-- Start THE RECORDS --

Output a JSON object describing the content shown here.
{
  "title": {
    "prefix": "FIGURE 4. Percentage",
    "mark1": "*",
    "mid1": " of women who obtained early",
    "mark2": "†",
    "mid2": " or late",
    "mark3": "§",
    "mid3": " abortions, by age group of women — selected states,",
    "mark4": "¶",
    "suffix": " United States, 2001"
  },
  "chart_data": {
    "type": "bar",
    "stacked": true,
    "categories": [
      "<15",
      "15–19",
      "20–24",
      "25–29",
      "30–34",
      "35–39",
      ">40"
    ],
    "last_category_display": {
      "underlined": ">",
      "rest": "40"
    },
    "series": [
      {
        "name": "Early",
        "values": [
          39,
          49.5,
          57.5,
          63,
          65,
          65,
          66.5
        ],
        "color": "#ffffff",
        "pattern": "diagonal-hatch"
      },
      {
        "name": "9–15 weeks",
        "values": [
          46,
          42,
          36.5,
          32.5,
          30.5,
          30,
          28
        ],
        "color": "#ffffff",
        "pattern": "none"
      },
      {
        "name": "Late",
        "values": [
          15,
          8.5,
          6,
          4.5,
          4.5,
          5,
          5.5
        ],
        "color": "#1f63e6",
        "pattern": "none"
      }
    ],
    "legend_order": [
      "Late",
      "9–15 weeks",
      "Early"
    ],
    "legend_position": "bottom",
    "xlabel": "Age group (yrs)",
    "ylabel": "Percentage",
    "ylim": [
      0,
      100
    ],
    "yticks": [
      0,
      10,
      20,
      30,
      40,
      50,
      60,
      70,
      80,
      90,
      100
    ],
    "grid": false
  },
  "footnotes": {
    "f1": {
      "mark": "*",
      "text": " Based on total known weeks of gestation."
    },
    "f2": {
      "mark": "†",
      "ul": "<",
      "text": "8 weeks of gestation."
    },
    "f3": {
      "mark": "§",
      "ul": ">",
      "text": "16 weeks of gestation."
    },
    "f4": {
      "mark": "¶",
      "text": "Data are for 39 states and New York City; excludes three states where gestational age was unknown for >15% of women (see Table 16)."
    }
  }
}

-- End THE RECORDS --

_CHALLENGE_
The records above are to be repeated exactly, in their entirety.

_THE REPLY_
Output a JSON object describing the content shown here.
{
  "title": {
    "prefix": "FIGURE 4. Percentage",
    "mark1": "*",
    "mid1": " of women who obtained early",
    "mark2": "†",
    "mid2": " or late",
    "mark3": "§",
    "mid3": " abortions, by age group of women — selected states,",
    "mark4": "¶",
    "suffix": " United States, 2001"
  },
  "chart_data": {
    "type": "bar",
    "stacked": true,
    "categories": [
      "<15",
      "15–19",
      "20–24",
      "25–29",
      "30–34",
      "35–39",
      ">40"
    ],
    "last_category_display": {
      "underlined": ">",
      "rest": "40"
    },
    "series": [
      {
        "name": "Early",
        "values": [
          39,
          49.5,
          57.5,
          63,
          65,
          65,
          66.5
        ],
        "color": "#ffffff",
        "pattern": "diagonal-hatch"
      },
      {
        "name": "9–15 weeks",
        "values": [
          46,
          42,
          36.5,
          32.5,
          30.5,
          30,
          28
        ],
        "color": "#ffffff",
        "pattern": "none"
      },
      {
        "name": "Late",
        "values": [
          15,
          8.5,
          6,
          4.5,
          4.5,
          5,
          5.5
        ],
        "color": "#1f63e6",
        "pattern": "none"
      }
    ],
    "legend_order": [
      "Late",
      "9–15 weeks",
      "Early"
    ],
    "legend_position": "bottom",
    "xlabel": "Age group (yrs)",
    "ylabel": "Percentage",
    "ylim": [
      0,
      100
    ],
    "yticks": [
      0,
      10,
      20,
      30,
      40,
      50,
      60,
      70,
      80,
      90,
      100
    ],
    "grid": false
  },
  "footnotes": {
    "f1": {
      "mark": "*",
      "text": " Based on total known weeks of gestation."
    },
    "f2": {
      "mark": "†",
      "ul": "<",
      "text": "8 weeks of gestation."
    },
    "f3": {
      "mark": "§",
      "ul": ">",
      "text": "16 weeks of gestation."
    },
    "f4": {
      "mark": "¶",
      "text": "Data are for 39 states and New York City; excludes three states where gestational age was unknown for >15% of women (see Table 16)."
    }
  }
}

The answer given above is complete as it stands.